▶ What is being asked:
How many lines in the listing below include the word "differenciáló"? Answer with the number and nothing else.

─── Working data

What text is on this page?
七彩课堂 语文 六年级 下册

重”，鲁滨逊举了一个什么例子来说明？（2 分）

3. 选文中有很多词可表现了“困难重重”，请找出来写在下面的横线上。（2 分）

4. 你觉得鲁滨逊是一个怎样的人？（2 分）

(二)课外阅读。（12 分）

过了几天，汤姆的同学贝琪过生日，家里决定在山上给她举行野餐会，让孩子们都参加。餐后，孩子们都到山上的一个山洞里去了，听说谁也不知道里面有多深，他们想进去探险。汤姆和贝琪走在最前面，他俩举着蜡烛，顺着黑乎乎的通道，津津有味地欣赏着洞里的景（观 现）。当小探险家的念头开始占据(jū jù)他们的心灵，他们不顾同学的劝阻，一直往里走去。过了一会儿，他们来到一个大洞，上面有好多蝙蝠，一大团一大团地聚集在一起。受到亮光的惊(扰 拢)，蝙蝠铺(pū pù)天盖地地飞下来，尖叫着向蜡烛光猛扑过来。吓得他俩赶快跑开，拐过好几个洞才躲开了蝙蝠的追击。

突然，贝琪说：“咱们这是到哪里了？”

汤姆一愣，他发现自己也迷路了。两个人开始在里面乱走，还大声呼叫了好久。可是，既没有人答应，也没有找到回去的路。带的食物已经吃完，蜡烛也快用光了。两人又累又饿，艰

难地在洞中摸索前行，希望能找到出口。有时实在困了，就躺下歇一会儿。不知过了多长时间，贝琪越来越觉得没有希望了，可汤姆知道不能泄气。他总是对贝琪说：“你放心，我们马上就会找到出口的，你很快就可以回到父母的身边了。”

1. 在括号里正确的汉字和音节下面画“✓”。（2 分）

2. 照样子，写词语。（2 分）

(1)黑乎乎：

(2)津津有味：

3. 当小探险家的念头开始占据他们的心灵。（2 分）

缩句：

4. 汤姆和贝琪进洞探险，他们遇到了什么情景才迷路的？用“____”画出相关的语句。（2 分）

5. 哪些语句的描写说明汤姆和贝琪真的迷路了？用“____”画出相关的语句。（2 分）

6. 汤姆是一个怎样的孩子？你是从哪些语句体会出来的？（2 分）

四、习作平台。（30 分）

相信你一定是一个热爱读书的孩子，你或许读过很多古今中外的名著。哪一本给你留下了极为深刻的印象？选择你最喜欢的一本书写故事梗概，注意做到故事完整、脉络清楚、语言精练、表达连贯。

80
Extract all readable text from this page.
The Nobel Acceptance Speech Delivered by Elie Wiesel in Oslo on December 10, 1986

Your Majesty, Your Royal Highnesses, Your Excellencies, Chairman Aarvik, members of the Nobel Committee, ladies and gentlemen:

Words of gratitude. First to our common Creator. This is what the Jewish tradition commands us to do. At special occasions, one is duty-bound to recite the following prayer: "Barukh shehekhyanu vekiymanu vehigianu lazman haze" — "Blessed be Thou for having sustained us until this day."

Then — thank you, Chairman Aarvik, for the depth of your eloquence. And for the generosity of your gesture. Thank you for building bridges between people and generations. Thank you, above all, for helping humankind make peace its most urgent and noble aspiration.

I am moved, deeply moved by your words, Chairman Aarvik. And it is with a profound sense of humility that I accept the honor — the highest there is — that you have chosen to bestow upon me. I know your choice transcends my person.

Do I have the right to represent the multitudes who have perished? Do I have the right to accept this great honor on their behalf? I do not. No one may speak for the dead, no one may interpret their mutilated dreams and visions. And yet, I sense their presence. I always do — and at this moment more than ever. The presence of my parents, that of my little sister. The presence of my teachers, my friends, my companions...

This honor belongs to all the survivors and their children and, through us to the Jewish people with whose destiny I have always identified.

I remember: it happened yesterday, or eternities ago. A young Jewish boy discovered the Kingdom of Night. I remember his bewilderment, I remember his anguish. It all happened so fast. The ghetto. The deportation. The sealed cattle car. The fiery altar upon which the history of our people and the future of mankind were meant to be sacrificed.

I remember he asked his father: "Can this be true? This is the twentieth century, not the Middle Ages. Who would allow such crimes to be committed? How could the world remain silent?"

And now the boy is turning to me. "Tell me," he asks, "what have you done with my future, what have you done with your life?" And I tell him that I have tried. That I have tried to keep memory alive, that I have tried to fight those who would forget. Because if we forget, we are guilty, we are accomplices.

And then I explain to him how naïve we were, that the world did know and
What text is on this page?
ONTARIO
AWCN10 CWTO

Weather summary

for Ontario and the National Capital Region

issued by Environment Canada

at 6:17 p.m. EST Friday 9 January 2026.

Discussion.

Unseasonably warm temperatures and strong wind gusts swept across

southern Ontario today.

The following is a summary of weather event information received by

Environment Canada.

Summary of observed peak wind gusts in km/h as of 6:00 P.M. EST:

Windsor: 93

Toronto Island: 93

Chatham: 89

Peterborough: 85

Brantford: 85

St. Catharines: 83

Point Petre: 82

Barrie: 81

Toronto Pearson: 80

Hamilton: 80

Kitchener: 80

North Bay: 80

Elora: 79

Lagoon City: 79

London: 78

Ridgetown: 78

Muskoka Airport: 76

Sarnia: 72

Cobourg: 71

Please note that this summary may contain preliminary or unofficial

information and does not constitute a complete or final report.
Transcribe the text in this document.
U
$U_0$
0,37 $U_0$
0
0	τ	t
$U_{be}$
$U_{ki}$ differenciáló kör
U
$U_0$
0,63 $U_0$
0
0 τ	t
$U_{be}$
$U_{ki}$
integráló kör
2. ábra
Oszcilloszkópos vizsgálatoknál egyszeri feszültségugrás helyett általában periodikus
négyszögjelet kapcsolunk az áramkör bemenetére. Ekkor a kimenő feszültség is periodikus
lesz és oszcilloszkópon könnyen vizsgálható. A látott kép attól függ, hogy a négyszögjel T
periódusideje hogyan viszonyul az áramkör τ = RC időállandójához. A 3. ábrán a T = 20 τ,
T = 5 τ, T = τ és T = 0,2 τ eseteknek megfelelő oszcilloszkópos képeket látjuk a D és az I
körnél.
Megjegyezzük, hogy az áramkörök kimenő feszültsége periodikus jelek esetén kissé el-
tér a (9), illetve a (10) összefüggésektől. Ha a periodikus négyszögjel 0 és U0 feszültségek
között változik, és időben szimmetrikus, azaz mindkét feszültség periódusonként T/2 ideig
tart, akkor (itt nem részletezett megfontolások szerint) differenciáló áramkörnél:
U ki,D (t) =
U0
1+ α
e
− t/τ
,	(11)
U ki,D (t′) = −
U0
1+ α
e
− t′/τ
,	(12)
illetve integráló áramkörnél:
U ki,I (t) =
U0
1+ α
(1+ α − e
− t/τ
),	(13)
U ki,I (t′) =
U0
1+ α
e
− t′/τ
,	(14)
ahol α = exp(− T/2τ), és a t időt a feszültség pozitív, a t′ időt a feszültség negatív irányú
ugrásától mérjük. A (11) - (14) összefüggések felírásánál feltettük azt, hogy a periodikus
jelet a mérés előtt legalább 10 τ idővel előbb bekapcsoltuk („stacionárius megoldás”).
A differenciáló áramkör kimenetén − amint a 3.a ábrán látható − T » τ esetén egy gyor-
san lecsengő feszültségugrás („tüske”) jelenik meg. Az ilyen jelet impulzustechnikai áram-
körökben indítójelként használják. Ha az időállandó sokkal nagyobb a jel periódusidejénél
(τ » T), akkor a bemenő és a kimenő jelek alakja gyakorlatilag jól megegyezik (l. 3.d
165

──────

▶ The completed task:
3